::: Extract provided :::
- Research article
- Open Access
Apoptosis is not the major death mechanism induced by celecoxib on rheumatoid arthritis synovial fibroblasts
Arthritis Research & Therapyvolume 9, Article number: R128 (2007)
Synovial hyperplasia in rheumatoid arthritis (RA) has been associated with apoptosis deficiency of RA fibroblast-like synoviocytes (FLSs). Celecoxib is a non-steroidal anti-inflammatory drug that has been demonstrated to induce apoptosis in some cellular systems. We have therefore examined the dose- and time-dependent effects of celecoxib on RA FLS viability. Treatment of RA FLSs with celecoxib for 24 hours reduced their viability in a dose-dependent manner. Analysis of celecoxib-treated RA FLSs for their content of apoptotic and necrotic cells by Annexin V staining and TO-PRO-3 uptake displayed only few apoptotic cells. Caspase 3, a key mediator of apoptosis, was not activated in celecoxib-treated RA FLSs, and the presence of specific caspase 3 or pan-caspase inhibitors did not affect celecoxib-induced cell death. Moreover, we could not detect other signs of apoptosis, such as cleavage of poly(ADP-ribose) polymerase, caspase 8 or 9, or DNA fragmentation. We therefore conclude that apoptosis is not the major death pathway in celecoxib-treated RA FLSs.
Cyclooxygenases (COXs) are key enzymes in the conversion of arachidonic acid to prostanoids, which mediate mitogenesis, apoptosis, angiogenesis, blood flow, secondary injury (lipid peroxidation and oxidative stress), and inflammation . The COX-1 isoform is constitutively expressed under physiological conditions, whereas expression of the COX-2 isoform is inducible under pathophysiological, mainly inflammatory, conditions . Consequently, the current pharmacological strategy is to selectively inhibit COX-2 and thereby avoid unfavorable effects of combined COX-1 and COX-2 blocking [1, 2].
::: Supplied information :::
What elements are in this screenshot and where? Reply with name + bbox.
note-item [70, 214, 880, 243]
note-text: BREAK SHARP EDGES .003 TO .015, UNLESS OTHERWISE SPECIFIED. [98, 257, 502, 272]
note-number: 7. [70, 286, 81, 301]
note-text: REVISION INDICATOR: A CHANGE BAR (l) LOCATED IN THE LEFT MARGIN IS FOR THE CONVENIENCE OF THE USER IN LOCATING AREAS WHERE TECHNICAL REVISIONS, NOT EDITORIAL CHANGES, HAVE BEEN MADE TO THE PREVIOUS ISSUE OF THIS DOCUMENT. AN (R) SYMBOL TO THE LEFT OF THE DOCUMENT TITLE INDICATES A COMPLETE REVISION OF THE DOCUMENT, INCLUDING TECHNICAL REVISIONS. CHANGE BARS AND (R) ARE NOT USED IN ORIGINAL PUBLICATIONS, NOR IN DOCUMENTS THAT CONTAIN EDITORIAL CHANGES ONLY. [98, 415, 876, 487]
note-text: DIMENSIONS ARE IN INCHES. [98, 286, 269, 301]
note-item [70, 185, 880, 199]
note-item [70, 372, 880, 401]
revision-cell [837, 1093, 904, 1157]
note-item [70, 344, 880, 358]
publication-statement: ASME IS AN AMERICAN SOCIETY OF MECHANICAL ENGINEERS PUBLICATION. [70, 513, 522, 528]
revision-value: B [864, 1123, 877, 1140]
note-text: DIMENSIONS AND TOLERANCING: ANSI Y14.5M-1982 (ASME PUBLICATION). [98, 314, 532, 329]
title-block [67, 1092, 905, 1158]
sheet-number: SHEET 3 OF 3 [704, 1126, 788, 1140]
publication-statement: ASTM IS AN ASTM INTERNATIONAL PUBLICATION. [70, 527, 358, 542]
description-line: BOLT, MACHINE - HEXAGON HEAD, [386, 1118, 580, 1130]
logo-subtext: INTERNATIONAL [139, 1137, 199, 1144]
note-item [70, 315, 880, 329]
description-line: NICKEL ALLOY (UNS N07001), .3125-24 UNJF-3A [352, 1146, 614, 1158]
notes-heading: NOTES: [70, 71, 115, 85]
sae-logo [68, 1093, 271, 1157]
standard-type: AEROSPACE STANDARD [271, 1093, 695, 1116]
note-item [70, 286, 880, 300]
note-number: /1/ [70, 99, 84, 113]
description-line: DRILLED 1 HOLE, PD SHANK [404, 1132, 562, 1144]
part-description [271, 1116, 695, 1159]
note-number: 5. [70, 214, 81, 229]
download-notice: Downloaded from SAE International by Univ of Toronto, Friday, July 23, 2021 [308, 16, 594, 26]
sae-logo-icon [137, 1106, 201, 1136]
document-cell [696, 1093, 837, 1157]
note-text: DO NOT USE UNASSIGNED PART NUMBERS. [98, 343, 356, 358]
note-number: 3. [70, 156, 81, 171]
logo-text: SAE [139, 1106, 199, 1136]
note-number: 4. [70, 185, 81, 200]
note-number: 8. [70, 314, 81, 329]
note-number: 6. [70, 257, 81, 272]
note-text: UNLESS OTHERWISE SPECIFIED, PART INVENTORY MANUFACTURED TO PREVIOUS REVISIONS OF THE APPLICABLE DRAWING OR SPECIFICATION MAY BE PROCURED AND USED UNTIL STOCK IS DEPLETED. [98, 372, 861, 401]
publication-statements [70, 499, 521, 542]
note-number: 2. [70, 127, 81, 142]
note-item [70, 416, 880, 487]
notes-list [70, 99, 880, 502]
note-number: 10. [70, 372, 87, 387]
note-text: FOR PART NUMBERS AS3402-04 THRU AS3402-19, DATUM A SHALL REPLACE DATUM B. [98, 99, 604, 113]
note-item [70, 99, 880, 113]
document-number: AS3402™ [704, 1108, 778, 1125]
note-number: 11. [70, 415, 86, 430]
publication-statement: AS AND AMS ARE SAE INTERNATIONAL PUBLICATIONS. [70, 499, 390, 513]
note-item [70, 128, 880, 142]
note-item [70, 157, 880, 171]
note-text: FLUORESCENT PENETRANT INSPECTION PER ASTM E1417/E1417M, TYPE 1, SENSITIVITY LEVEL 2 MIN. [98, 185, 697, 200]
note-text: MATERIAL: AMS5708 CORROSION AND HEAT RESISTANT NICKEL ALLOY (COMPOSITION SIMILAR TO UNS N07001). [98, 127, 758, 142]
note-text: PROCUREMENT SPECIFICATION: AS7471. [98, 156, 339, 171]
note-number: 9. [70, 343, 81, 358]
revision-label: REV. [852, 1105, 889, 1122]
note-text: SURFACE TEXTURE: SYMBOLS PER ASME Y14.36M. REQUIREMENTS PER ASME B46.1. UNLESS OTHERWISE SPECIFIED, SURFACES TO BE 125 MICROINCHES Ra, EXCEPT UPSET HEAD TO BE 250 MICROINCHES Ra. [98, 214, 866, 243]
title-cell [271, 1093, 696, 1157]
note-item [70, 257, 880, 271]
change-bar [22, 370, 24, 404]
:::
• [Required action 1]:
Print the celecoxib article from "Cyclooxygenases (COXs) are" to "blocking [1, 2].".
• [Required action 2]:
In the celecoxib article, which cyclooxygenase isoform is constitutively expressed under physiological conditions?
• [Required action 3]:
Resume the celecoxib article on rheumatoid arthritis synovial fibroblasts after its final sentence.
The lines have nothing to do with the celecoxib article.

• [Answer space 1]:
Cyclooxygenases (COXs) are key enzymes in the conversion of arachidonic acid to prostanoids, which mediate mitogenesis, apoptosis, angiogenesis, blood flow, secondary injury (lipid peroxidation and oxidative stress), and inflammation . The COX-1 isoform is constitutively expressed under physiological conditions, whereas expression of the COX-2 isoform is inducible under pathophysiological, mainly inflammatory, conditions . Consequently, the current pharmacological strategy is to selectively inhibit COX-2 and thereby avoid unfavorable effects of combined COX-1 and COX-2 blocking [1, 2].

• [Answer space 2]:
COX-1

• [Answer space 3]:
Rheumatoid arthritis (RA) is an autoimmune disease characterized by chronic inflammation of joints, leading to a progressive and irreversible joint destruction [3, 4]. The aggressive front of synovial tissue, called pannus, invades and destroys the local articular structure [3, 4]. The pannus is characterized by a synovial hyperplasia that is mainly composed of fibroblast-like synoviocytes (FLSs) combined with a massive infiltration of lymphocytes and macrophages [3, 4]. Increased proliferation and insufficient apoptosis might contribute to the expansion of RA FLSs, and several reports suggest inducing apoptosis of RA FLSs as a therapeutic approach [3, 4].
Celecoxib (4-[5-(4-methylphenyl)-3-(trifluoromethyl)-1H-pyrazol-1-yl] benzenesulfonamide) is an anti-inflammatory drug that specifically inhibits the COX-2. Celecoxib has been described as a pro-apoptotic factor in several human carcinoma cells [5–7]. In addition, it has been reported that high doses of celecoxib have a pro-apoptotic effect on RA FLSs . Here, we report that the cell death induced by high doses of celecoxib on RA FLSs is rapid without displaying characteristics of apoptosis.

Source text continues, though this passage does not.